### Written exercise
What follows is a block of records; reproduce all of it verbatim.

### Provided entries

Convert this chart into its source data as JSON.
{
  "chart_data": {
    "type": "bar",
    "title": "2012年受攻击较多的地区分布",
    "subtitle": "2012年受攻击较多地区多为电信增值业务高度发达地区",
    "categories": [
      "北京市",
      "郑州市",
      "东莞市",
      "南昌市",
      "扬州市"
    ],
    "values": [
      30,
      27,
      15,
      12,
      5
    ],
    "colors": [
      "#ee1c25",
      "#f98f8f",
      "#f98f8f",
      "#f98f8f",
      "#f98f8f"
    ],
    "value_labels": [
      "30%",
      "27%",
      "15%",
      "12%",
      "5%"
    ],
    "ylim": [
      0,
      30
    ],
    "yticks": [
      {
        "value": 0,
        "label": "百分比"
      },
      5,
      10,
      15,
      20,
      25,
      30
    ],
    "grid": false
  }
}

### Written reply
Convert this chart into its source data as JSON.
{
  "chart_data": {
    "type": "bar",
    "title": "2012年受攻击较多的地区分布",
    "subtitle": "2012年受攻击较多地区多为电信增值业务高度发达地区",
    "categories": [
      "北京市",
      "郑州市",
      "东莞市",
      "南昌市",
      "扬州市"
    ],
    "values": [
      30,
      27,
      15,
      12,
      5
    ],
    "colors": [
      "#ee1c25",
      "#f98f8f",
      "#f98f8f",
      "#f98f8f",
      "#f98f8f"
    ],
    "value_labels": [
      "30%",
      "27%",
      "15%",
      "12%",
      "5%"
    ],
    "ylim": [
      0,
      30
    ],
    "yticks": [
      {
        "value": 0,
        "label": "百分比"
      },
      5,
      10,
      15,
      20,
      25,
      30
    ],
    "grid": false
  }
}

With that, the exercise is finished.